___ EXERCISE INPUTS ___

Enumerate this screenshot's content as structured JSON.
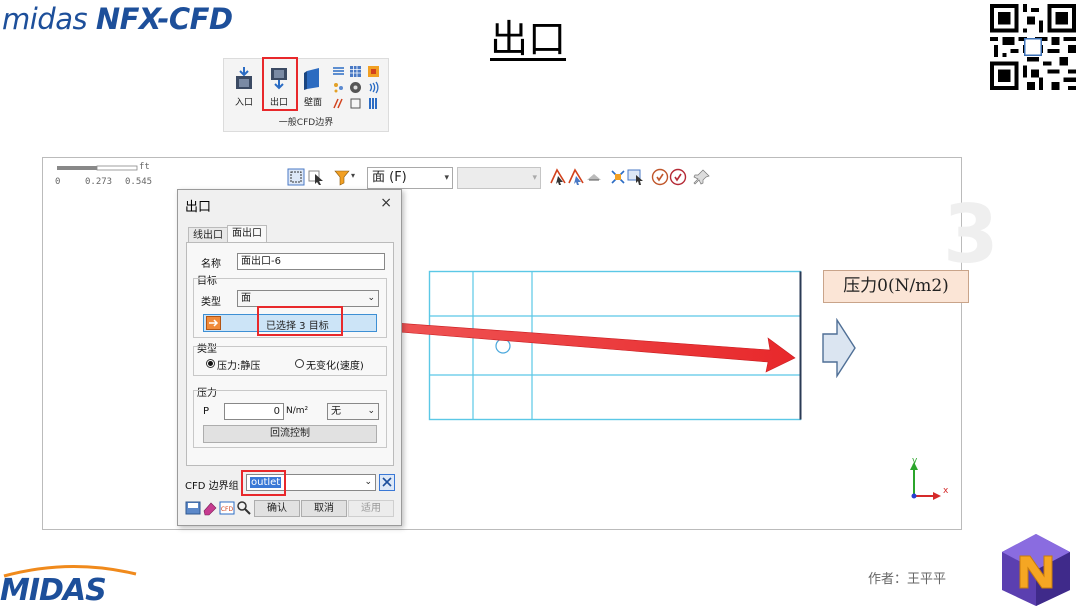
{
  "slide": {
    "brand_prefix": "midas",
    "brand_product": "NFX-CFD",
    "title": "出口",
    "author": "作者：王平平",
    "footer_logo": "MIDAS"
  },
  "ribbon": {
    "buttons": [
      {
        "label": "入口",
        "icon": "inlet-icon"
      },
      {
        "label": "出口",
        "icon": "outlet-icon"
      },
      {
        "label": "壁面",
        "icon": "wall-icon"
      }
    ],
    "group_caption": "一般CFD边界"
  },
  "app": {
    "ruler_labels": [
      "0",
      "0.273",
      "0.545"
    ],
    "ruler_unit": "ft",
    "toolbar": {
      "view_combo": "面 (F)",
      "second_combo": ""
    },
    "axis": {
      "y": "y",
      "x": "x"
    }
  },
  "dialog": {
    "title": "出口",
    "close": "×",
    "tabs": [
      "线出口",
      "面出口"
    ],
    "active_tab": "面出口",
    "name_label": "名称",
    "name_value": "面出口-6",
    "target_group": "目标",
    "type_label": "类型",
    "type_value": "面",
    "selection_text": "已选择 3 目标",
    "bc_type_group": "类型",
    "radio_static": "压力:静压",
    "radio_nochange": "无变化(速度)",
    "pressure_group": "压力",
    "p_label": "P",
    "p_value": "0",
    "p_unit": "N/m²",
    "p_func": "无",
    "backflow_button": "回流控制",
    "bc_group_label": "CFD 边界组",
    "bc_group_value": "outlet",
    "ok": "确认",
    "cancel": "取消",
    "apply": "适用"
  },
  "callout": {
    "text": "压力0(N/m2)"
  },
  "colors": {
    "accent_red": "#e8282b",
    "mesh_cyan": "#5bc8e6",
    "brand_blue": "#1d4f9a",
    "callout_fill": "#fbe5d6"
  }
}
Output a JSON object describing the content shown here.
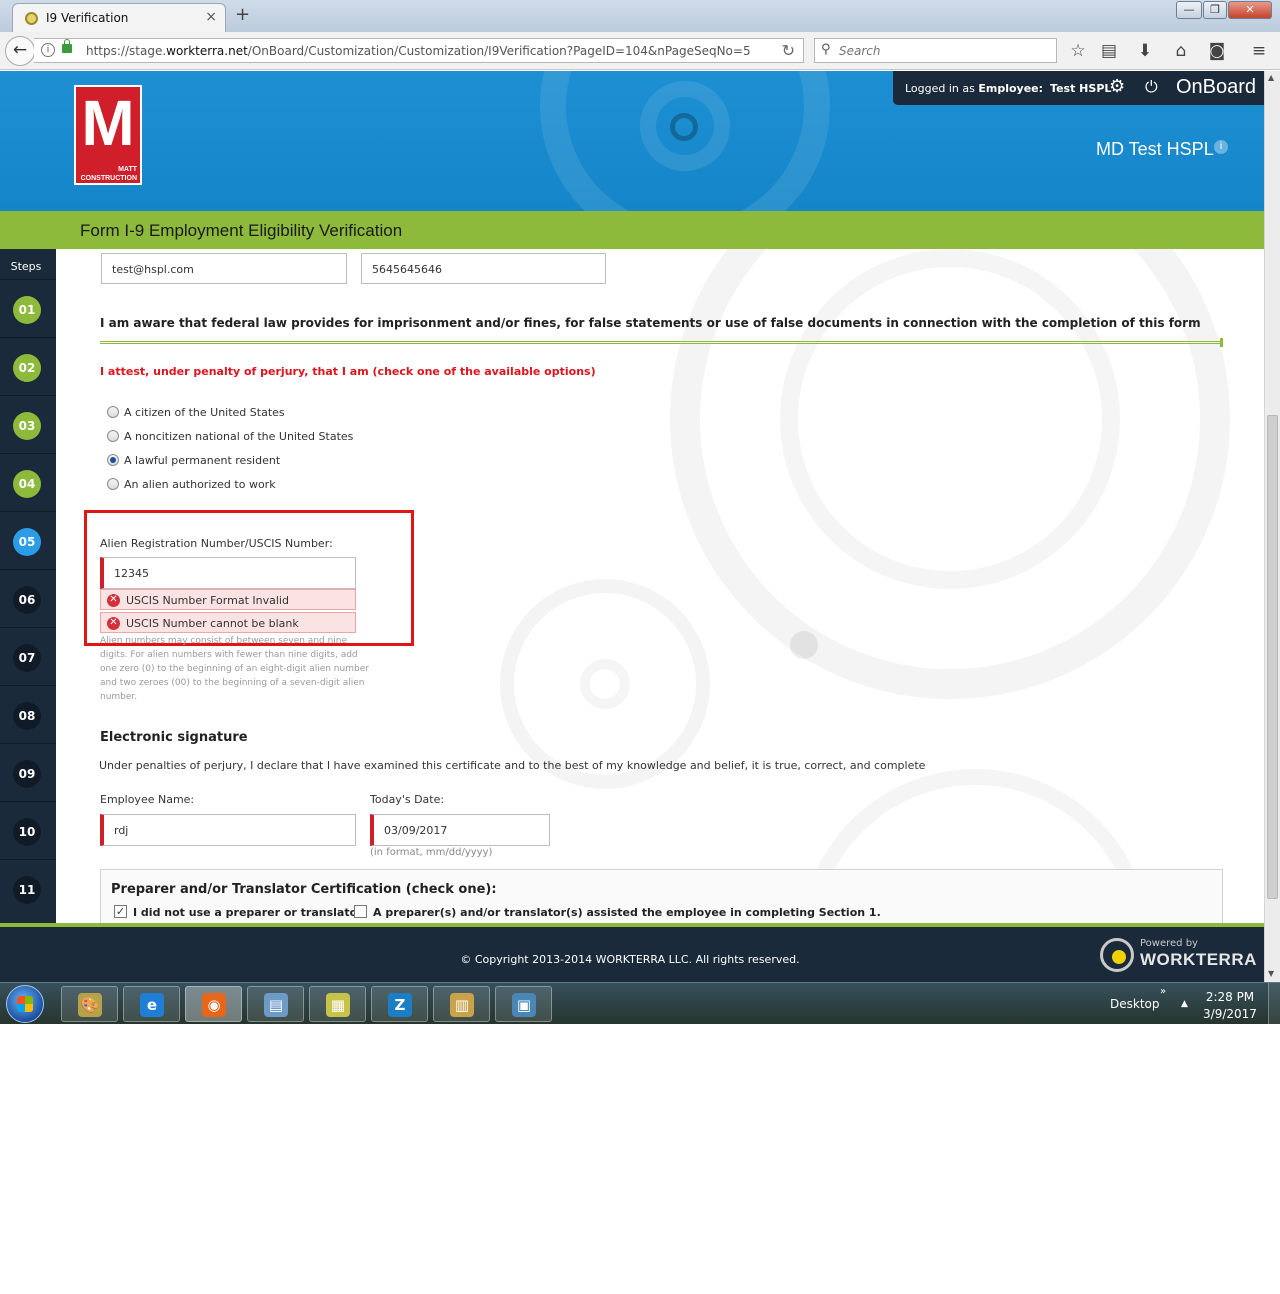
{
  "browser": {
    "tab_title": "I9 Verification",
    "new_tab": "+",
    "tab_close": "×",
    "url_host_prefix": "https://stage.",
    "url_host": "workterra.net",
    "url_path": "/OnBoard/Customization/Customization/I9Verification?PageID=104&nPageSeqNo=5",
    "search_placeholder": "Search",
    "window_buttons": {
      "minimize": "—",
      "maximize": "❐",
      "close": "✕"
    }
  },
  "header": {
    "logo_letter": "M",
    "logo_sub1": "MATT",
    "logo_sub2": "CONSTRUCTION",
    "login_prefix": "Logged in as ",
    "login_role": "Employee:",
    "login_name": "Test HSPL",
    "app_name": "OnBoard",
    "company": "MD Test HSPL",
    "info": "i"
  },
  "page_title": "Form I-9 Employment Eligibility Verification",
  "steps": {
    "label": "Steps",
    "items": [
      {
        "num": "01",
        "state": "done"
      },
      {
        "num": "02",
        "state": "done"
      },
      {
        "num": "03",
        "state": "done"
      },
      {
        "num": "04",
        "state": "done"
      },
      {
        "num": "05",
        "state": "active"
      },
      {
        "num": "06",
        "state": "todo"
      },
      {
        "num": "07",
        "state": "todo"
      },
      {
        "num": "08",
        "state": "todo"
      },
      {
        "num": "09",
        "state": "todo"
      },
      {
        "num": "10",
        "state": "todo"
      },
      {
        "num": "11",
        "state": "todo"
      }
    ]
  },
  "form": {
    "email_value": "test@hspl.com",
    "phone_value": "5645645646",
    "notice": "I am aware that federal law provides for imprisonment and/or fines, for false statements or use of false documents in connection with the completion of this form",
    "attest": "I attest, under penalty of perjury, that I am (check one of the available options)",
    "status_options": [
      {
        "label": "A citizen of the United States",
        "checked": false
      },
      {
        "label": "A noncitizen national of the United States",
        "checked": false
      },
      {
        "label": "A lawful permanent resident",
        "checked": true
      },
      {
        "label": "An alien authorized to work",
        "checked": false
      }
    ],
    "alien_label": "Alien Registration Number/USCIS Number:",
    "alien_value": "12345",
    "errors": [
      "USCIS Number Format Invalid",
      "USCIS Number cannot be blank"
    ],
    "help_text": "Alien numbers may consist of between seven and nine digits. For alien numbers with fewer than nine digits, add one zero (0) to the beginning of an eight-digit alien number and two zeroes (00) to the beginning of a seven-digit alien number.",
    "esig_heading": "Electronic signature",
    "esig_text": "Under penalties of perjury, I declare that I have examined this certificate and to the best of my knowledge and belief, it is true, correct, and complete",
    "employee_name_label": "Employee Name:",
    "employee_name_value": "rdj",
    "date_label": "Today's Date:",
    "date_value": "03/09/2017",
    "date_format": "(in format, mm/dd/yyyy)",
    "preparer_heading": "Preparer and/or Translator Certification (check one):",
    "preparer_options": [
      {
        "label": "I did not use a preparer or translator.",
        "checked": true
      },
      {
        "label": "A preparer(s) and/or translator(s) assisted the employee in completing Section 1.",
        "checked": false
      }
    ]
  },
  "footer": {
    "copyright": "© Copyright 2013-2014 WORKTERRA LLC. All rights reserved.",
    "powered_by": "Powered by",
    "brand": "WORKTERRA"
  },
  "taskbar": {
    "desktop": "Desktop",
    "chevron": "»",
    "tray_up": "▲",
    "time": "2:28 PM",
    "date": "3/9/2017",
    "apps": [
      {
        "name": "paint",
        "glyph": "🎨"
      },
      {
        "name": "internet-explorer",
        "glyph": "e"
      },
      {
        "name": "firefox",
        "glyph": "◉"
      },
      {
        "name": "notepad",
        "glyph": "▤"
      },
      {
        "name": "sticky-notes",
        "glyph": "▦"
      },
      {
        "name": "z-app",
        "glyph": "Z"
      },
      {
        "name": "file-explorer",
        "glyph": "▥"
      },
      {
        "name": "remote-desktop",
        "glyph": "▣"
      }
    ]
  },
  "colors": {
    "header_blue": "#1486c8",
    "lime": "#8dba3b",
    "navy": "#1b2a3b",
    "error_red": "#e01616",
    "active_step": "#2a9de6"
  }
}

___

## EXERCISE
Copy the listing in full and without alteration, omitting every picture.

## WRITTEN RESPONSE
Enumerate this screenshot's content as structured JSON.
{
  "slide": {
    "brand_prefix": "midas",
    "brand_product": "NFX-CFD",
    "title": "出口",
    "author": "作者：王平平",
    "footer_logo": "MIDAS"
  },
  "ribbon": {
    "buttons": [
      {
        "label": "入口",
        "icon": "inlet-icon"
      },
      {
        "label": "出口",
        "icon": "outlet-icon"
      },
      {
        "label": "壁面",
        "icon": "wall-icon"
      }
    ],
    "group_caption": "一般CFD边界"
  },
  "app": {
    "ruler_labels": [
      "0",
      "0.273",
      "0.545"
    ],
    "ruler_unit": "ft",
    "toolbar": {
      "view_combo": "面 (F)",
      "second_combo": ""
    },
    "axis": {
      "y": "y",
      "x": "x"
    }
  },
  "dialog": {
    "title": "出口",
    "close": "×",
    "tabs": [
      "线出口",
      "面出口"
    ],
    "active_tab": "面出口",
    "name_label": "名称",
    "name_value": "面出口-6",
    "target_group": "目标",
    "type_label": "类型",
    "type_value": "面",
    "selection_text": "已选择 3 目标",
    "bc_type_group": "类型",
    "radio_static": "压力:静压",
    "radio_nochange": "无变化(速度)",
    "pressure_group": "压力",
    "p_label": "P",
    "p_value": "0",
    "p_unit": "N/m²",
    "p_func": "无",
    "backflow_button": "回流控制",
    "bc_group_label": "CFD 边界组",
    "bc_group_value": "outlet",
    "ok": "确认",
    "cancel": "取消",
    "apply": "适用"
  },
  "callout": {
    "text": "压力0(N/m2)"
  },
  "colors": {
    "accent_red": "#e8282b",
    "mesh_cyan": "#5bc8e6",
    "brand_blue": "#1d4f9a",
    "callout_fill": "#fbe5d6"
  }
}
Output a JSON object describing the content shown here.
{
  "browser": {
    "tab_title": "I9 Verification",
    "new_tab": "+",
    "tab_close": "×",
    "url_host_prefix": "https://stage.",
    "url_host": "workterra.net",
    "url_path": "/OnBoard/Customization/Customization/I9Verification?PageID=104&nPageSeqNo=5",
    "search_placeholder": "Search",
    "window_buttons": {
      "minimize": "—",
      "maximize": "❐",
      "close": "✕"
    }
  },
  "header": {
    "logo_letter": "M",
    "logo_sub1": "MATT",
    "logo_sub2": "CONSTRUCTION",
    "login_prefix": "Logged in as ",
    "login_role": "Employee:",
    "login_name": "Test HSPL",
    "app_name": "OnBoard",
    "company": "MD Test HSPL",
    "info": "i"
  },
  "page_title": "Form I-9 Employment Eligibility Verification",
  "steps": {
    "label": "Steps",
    "items": [
      {
        "num": "01",
        "state": "done"
      },
      {
        "num": "02",
        "state": "done"
      },
      {
        "num": "03",
        "state": "done"
      },
      {
        "num": "04",
        "state": "done"
      },
      {
        "num": "05",
        "state": "active"
      },
      {
        "num": "06",
        "state": "todo"
      },
      {
        "num": "07",
        "state": "todo"
      },
      {
        "num": "08",
        "state": "todo"
      },
      {
        "num": "09",
        "state": "todo"
      },
      {
        "num": "10",
        "state": "todo"
      },
      {
        "num": "11",
        "state": "todo"
      }
    ]
  },
  "form": {
    "email_value": "test@hspl.com",
    "phone_value": "5645645646",
    "notice": "I am aware that federal law provides for imprisonment and/or fines, for false statements or use of false documents in connection with the completion of this form",
    "attest": "I attest, under penalty of perjury, that I am (check one of the available options)",
    "status_options": [
      {
        "label": "A citizen of the United States",
        "checked": false
      },
      {
        "label": "A noncitizen national of the United States",
        "checked": false
      },
      {
        "label": "A lawful permanent resident",
        "checked": true
      },
      {
        "label": "An alien authorized to work",
        "checked": false
      }
    ],
    "alien_label": "Alien Registration Number/USCIS Number:",
    "alien_value": "12345",
    "errors": [
      "USCIS Number Format Invalid",
      "USCIS Number cannot be blank"
    ],
    "help_text": "Alien numbers may consist of between seven and nine digits. For alien numbers with fewer than nine digits, add one zero (0) to the beginning of an eight-digit alien number and two zeroes (00) to the beginning of a seven-digit alien number.",
    "esig_heading": "Electronic signature",
    "esig_text": "Under penalties of perjury, I declare that I have examined this certificate and to the best of my knowledge and belief, it is true, correct, and complete",
    "employee_name_label": "Employee Name:",
    "employee_name_value": "rdj",
    "date_label": "Today's Date:",
    "date_value": "03/09/2017",
    "date_format": "(in format, mm/dd/yyyy)",
    "preparer_heading": "Preparer and/or Translator Certification (check one):",
    "preparer_options": [
      {
        "label": "I did not use a preparer or translator.",
        "checked": true
      },
      {
        "label": "A preparer(s) and/or translator(s) assisted the employee in completing Section 1.",
        "checked": false
      }
    ]
  },
  "footer": {
    "copyright": "© Copyright 2013-2014 WORKTERRA LLC. All rights reserved.",
    "powered_by": "Powered by",
    "brand": "WORKTERRA"
  },
  "taskbar": {
    "desktop": "Desktop",
    "chevron": "»",
    "tray_up": "▲",
    "time": "2:28 PM",
    "date": "3/9/2017",
    "apps": [
      {
        "name": "paint",
        "glyph": "🎨"
      },
      {
        "name": "internet-explorer",
        "glyph": "e"
      },
      {
        "name": "firefox",
        "glyph": "◉"
      },
      {
        "name": "notepad",
        "glyph": "▤"
      },
      {
        "name": "sticky-notes",
        "glyph": "▦"
      },
      {
        "name": "z-app",
        "glyph": "Z"
      },
      {
        "name": "file-explorer",
        "glyph": "▥"
      },
      {
        "name": "remote-desktop",
        "glyph": "▣"
      }
    ]
  },
  "colors": {
    "header_blue": "#1486c8",
    "lime": "#8dba3b",
    "navy": "#1b2a3b",
    "error_red": "#e01616",
    "active_step": "#2a9de6"
  }
}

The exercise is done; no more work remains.